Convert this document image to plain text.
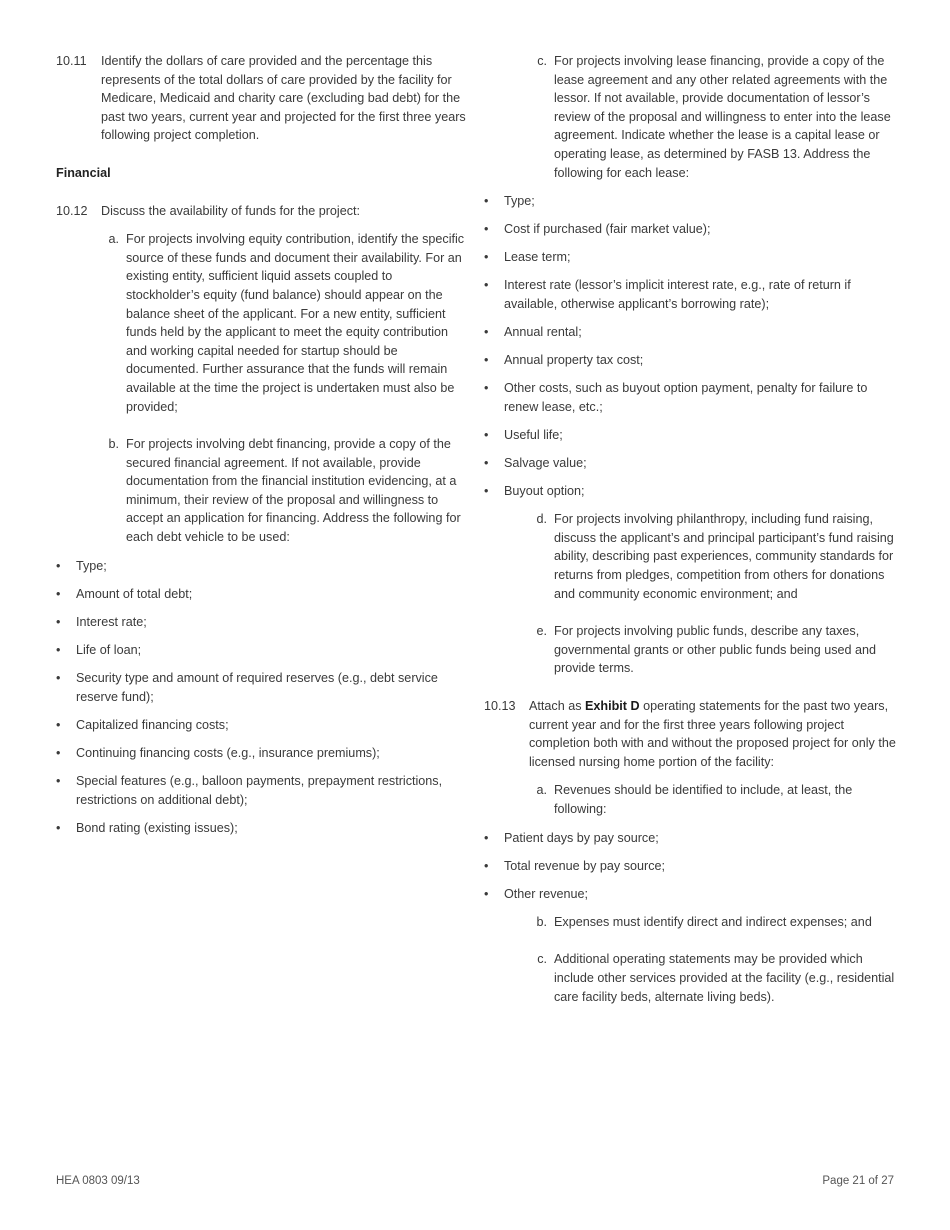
10.11	Identify the dollars of care provided and the percentage this represents of the total dollars of care provided by the facility for Medicare, Medicaid and charity care (excluding bad debt) for the past two years, current year and projected for the first three years following project completion.
Financial
10.12	Discuss the availability of funds for the project:
a. For projects involving equity contribution, identify the specific source of these funds and document their availability. For an existing entity, sufficient liquid assets coupled to stockholder’s equity (fund balance) should appear on the balance sheet of the applicant. For a new entity, sufficient funds held by the applicant to meet the equity contribution and working capital needed for startup should be documented. Further assurance that the funds will remain available at the time the project is undertaken must also be provided;
b. For projects involving debt financing, provide a copy of the secured financial agreement. If not available, provide documentation from the financial institution evidencing, at a minimum, their review of the proposal and willingness to accept an application for financing. Address the following for each debt vehicle to be used:
•	Type;
•	Amount of total debt;
•	Interest rate;
•	Life of loan;
•	Security type and amount of required reserves (e.g., debt service reserve fund);
•	Capitalized financing costs;
•	Continuing financing costs (e.g., insurance premiums);
•	Special features (e.g., balloon payments, prepayment restrictions, restrictions on additional debt);
•	Bond rating (existing issues);
c. For projects involving lease financing, provide a copy of the lease agreement and any other related agreements with the lessor. If not available, provide documentation of lessor’s review of the proposal and willingness to enter into the lease agreement. Indicate whether the lease is a capital lease or operating lease, as determined by FASB 13. Address the following for each lease:
•	Type;
•	Cost if purchased (fair market value);
•	Lease term;
•	Interest rate (lessor’s implicit interest rate, e.g., rate of return if available, otherwise applicant’s borrowing rate);
•	Annual rental;
•	Annual property tax cost;
•	Other costs, such as buyout option payment, penalty for failure to renew lease, etc.;
•	Useful life;
•	Salvage value;
•	Buyout option;
d. For projects involving philanthropy, including fund raising, discuss the applicant’s and principal participant’s fund raising ability, describing past experiences, community standards for returns from pledges, competition from others for donations and community economic environment; and
e. For projects involving public funds, describe any taxes, governmental grants or other public funds being used and provide terms.
10.13	Attach as Exhibit D operating statements for the past two years, current year and for the first three years following project completion both with and without the proposed project for only the licensed nursing home portion of the facility:
a. Revenues should be identified to include, at least, the following:
•	Patient days by pay source;
•	Total revenue by pay source;
•	Other revenue;
b. Expenses must identify direct and indirect expenses; and
c. Additional operating statements may be provided which include other services provided at the facility (e.g., residential care facility beds, alternate living beds).
HEA 0803 09/13	Page 21 of 27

☆ ☆ ☆ ☆ ☆

THE EXERCISE> Return all lines with the word "current" in them.

FULL RESPONSE>
10.11	Identify the dollars of care provided and the percentage this represents of the total dollars of care provided by the facility for Medicare, Medicaid and charity care (excluding bad debt) for the past two years, current year and projected for the first three years following project completion.
10.13	Attach as Exhibit D operating statements for the past two years, current year and for the first three years following project completion both with and without the proposed project for only the licensed nursing home portion of the facility:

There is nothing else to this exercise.